Description of the task
Please quote only the lines that start at the one with "Read this page and output its text content." and go on to the last line of the data, both ends kept.
═══ Records supplied
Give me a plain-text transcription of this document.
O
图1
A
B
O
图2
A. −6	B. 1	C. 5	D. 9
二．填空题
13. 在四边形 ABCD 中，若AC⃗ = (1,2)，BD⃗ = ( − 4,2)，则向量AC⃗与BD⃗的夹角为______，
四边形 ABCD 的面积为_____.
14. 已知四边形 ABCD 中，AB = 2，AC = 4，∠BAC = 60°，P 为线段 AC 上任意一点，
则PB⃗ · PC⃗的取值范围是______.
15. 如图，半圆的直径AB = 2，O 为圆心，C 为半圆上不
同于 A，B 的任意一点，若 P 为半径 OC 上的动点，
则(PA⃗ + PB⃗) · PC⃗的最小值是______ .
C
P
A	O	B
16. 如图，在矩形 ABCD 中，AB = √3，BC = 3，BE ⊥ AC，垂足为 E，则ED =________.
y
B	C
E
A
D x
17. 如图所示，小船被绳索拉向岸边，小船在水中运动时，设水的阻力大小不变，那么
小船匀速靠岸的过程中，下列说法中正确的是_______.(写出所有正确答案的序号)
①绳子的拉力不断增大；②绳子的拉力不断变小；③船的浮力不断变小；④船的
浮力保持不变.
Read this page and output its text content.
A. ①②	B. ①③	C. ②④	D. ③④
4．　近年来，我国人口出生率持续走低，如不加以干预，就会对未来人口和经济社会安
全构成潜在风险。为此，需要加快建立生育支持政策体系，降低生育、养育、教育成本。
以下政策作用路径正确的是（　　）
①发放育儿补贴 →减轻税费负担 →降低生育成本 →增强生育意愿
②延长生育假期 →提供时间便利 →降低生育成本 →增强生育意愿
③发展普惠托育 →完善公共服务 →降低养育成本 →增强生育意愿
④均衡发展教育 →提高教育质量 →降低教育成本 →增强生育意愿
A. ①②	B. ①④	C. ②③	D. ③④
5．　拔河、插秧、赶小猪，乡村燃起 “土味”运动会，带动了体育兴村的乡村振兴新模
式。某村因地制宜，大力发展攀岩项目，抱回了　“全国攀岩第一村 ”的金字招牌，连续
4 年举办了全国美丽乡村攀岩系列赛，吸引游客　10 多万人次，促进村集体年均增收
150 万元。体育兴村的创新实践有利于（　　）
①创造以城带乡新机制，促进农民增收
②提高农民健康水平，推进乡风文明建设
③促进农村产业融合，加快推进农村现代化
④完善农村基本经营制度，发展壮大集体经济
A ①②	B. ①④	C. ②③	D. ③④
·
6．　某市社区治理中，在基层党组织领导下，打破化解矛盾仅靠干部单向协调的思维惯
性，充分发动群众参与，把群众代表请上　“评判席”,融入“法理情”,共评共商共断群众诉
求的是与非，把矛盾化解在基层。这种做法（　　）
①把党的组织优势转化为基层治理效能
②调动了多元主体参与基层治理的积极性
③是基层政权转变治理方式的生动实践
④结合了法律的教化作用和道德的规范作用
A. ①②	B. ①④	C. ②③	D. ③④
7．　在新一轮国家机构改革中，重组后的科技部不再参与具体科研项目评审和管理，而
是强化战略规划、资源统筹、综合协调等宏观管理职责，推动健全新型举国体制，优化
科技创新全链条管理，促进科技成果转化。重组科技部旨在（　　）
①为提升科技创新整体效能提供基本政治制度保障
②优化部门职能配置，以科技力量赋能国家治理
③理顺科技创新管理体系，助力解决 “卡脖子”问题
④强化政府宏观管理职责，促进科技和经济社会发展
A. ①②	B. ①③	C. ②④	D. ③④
══════
Exercise result
Read this page and output its text content.
A. ①②	B. ①③	C. ②④	D. ③④
4．　近年来，我国人口出生率持续走低，如不加以干预，就会对未来人口和经济社会安
全构成潜在风险。为此，需要加快建立生育支持政策体系，降低生育、养育、教育成本。
以下政策作用路径正确的是（　　）
①发放育儿补贴 →减轻税费负担 →降低生育成本 →增强生育意愿
②延长生育假期 →提供时间便利 →降低生育成本 →增强生育意愿
③发展普惠托育 →完善公共服务 →降低养育成本 →增强生育意愿
④均衡发展教育 →提高教育质量 →降低教育成本 →增强生育意愿
A. ①②	B. ①④	C. ②③	D. ③④
5．　拔河、插秧、赶小猪，乡村燃起 “土味”运动会，带动了体育兴村的乡村振兴新模
式。某村因地制宜，大力发展攀岩项目，抱回了　“全国攀岩第一村 ”的金字招牌，连续
4 年举办了全国美丽乡村攀岩系列赛，吸引游客　10 多万人次，促进村集体年均增收
150 万元。体育兴村的创新实践有利于（　　）
①创造以城带乡新机制，促进农民增收
②提高农民健康水平，推进乡风文明建设
③促进农村产业融合，加快推进农村现代化
④完善农村基本经营制度，发展壮大集体经济
A ①②	B. ①④	C. ②③	D. ③④
·
6．　某市社区治理中，在基层党组织领导下，打破化解矛盾仅靠干部单向协调的思维惯
性，充分发动群众参与，把群众代表请上　“评判席”,融入“法理情”,共评共商共断群众诉
求的是与非，把矛盾化解在基层。这种做法（　　）
①把党的组织优势转化为基层治理效能
②调动了多元主体参与基层治理的积极性
③是基层政权转变治理方式的生动实践
④结合了法律的教化作用和道德的规范作用
A. ①②	B. ①④	C. ②③	D. ③④
7．　在新一轮国家机构改革中，重组后的科技部不再参与具体科研项目评审和管理，而
是强化战略规划、资源统筹、综合协调等宏观管理职责，推动健全新型举国体制，优化
科技创新全链条管理，促进科技成果转化。重组科技部旨在（　　）
①为提升科技创新整体效能提供基本政治制度保障
②优化部门职能配置，以科技力量赋能国家治理
③理顺科技创新管理体系，助力解决 “卡脖子”问题
④强化政府宏观管理职责，促进科技和经济社会发展
A. ①②	B. ①③	C. ②④	D. ③④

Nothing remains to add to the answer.